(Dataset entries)
********

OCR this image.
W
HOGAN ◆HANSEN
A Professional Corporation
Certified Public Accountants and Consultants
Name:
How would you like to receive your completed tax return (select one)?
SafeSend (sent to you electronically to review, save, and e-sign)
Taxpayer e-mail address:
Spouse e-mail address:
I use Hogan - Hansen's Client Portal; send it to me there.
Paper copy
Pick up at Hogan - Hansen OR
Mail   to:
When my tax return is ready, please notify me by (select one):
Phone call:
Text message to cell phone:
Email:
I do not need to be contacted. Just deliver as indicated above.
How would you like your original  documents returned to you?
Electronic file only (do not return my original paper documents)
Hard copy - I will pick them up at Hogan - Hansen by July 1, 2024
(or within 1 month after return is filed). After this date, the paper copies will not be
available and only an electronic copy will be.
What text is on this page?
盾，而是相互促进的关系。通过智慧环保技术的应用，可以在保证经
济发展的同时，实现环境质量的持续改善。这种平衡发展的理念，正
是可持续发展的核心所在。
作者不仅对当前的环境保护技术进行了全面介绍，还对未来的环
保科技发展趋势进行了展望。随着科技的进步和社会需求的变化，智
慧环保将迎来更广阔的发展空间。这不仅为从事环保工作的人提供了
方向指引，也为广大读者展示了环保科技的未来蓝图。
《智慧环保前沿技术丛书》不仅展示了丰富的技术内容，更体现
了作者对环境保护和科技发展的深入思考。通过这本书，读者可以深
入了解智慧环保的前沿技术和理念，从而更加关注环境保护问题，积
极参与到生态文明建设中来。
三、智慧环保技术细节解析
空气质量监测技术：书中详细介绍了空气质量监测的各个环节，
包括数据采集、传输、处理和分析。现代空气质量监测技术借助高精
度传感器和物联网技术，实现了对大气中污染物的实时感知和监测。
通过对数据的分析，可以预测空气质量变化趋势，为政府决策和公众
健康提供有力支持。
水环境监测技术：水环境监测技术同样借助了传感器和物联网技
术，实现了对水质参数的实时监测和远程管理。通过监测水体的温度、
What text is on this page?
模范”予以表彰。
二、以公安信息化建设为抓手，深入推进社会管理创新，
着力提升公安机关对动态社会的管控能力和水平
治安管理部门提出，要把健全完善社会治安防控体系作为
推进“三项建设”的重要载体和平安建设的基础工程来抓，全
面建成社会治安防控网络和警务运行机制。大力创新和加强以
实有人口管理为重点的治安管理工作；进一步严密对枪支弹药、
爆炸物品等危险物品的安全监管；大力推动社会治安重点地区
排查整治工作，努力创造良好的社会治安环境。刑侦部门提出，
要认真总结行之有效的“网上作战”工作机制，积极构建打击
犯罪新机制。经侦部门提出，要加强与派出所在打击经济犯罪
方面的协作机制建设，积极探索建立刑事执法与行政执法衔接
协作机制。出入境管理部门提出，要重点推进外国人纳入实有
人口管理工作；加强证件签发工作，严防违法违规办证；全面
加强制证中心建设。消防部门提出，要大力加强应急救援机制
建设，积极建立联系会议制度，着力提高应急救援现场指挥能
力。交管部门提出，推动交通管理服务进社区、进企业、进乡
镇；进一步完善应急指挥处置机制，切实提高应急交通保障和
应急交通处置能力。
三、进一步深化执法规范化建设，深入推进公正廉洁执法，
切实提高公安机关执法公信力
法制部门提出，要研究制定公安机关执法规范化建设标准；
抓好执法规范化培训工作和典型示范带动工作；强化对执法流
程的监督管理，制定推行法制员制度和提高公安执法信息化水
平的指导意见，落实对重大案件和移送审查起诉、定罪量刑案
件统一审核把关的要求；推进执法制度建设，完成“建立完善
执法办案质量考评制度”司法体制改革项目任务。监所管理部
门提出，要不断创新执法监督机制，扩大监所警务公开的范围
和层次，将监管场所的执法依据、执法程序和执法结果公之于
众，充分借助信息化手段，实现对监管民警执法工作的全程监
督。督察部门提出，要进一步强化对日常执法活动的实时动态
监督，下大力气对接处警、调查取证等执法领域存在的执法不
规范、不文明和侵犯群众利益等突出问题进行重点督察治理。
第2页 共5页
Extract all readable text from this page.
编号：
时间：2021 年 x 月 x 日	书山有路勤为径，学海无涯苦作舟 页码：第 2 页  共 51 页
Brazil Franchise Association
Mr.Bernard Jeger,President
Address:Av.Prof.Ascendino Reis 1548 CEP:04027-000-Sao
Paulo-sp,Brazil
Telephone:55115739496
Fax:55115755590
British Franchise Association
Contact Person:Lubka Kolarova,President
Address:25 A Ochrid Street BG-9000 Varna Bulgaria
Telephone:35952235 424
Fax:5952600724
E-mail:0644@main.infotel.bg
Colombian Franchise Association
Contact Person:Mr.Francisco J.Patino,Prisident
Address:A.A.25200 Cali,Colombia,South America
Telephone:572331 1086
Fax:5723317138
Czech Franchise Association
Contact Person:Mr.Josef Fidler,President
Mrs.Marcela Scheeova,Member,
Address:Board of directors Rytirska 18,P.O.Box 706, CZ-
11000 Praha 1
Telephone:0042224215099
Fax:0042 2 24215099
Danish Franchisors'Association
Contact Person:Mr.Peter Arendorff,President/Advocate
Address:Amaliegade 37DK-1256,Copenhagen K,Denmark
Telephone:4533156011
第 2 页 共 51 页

********

WHAT IS NEEDED: Gather and copy every line of the data in which the string "will" is found.

WRITTEN REPLY:
Hard copy - I will pick them up at Hogan - Hansen by July 1, 2024
(or within 1 month after return is filed). After this date, the paper copies will not be
available and only an electronic copy will be.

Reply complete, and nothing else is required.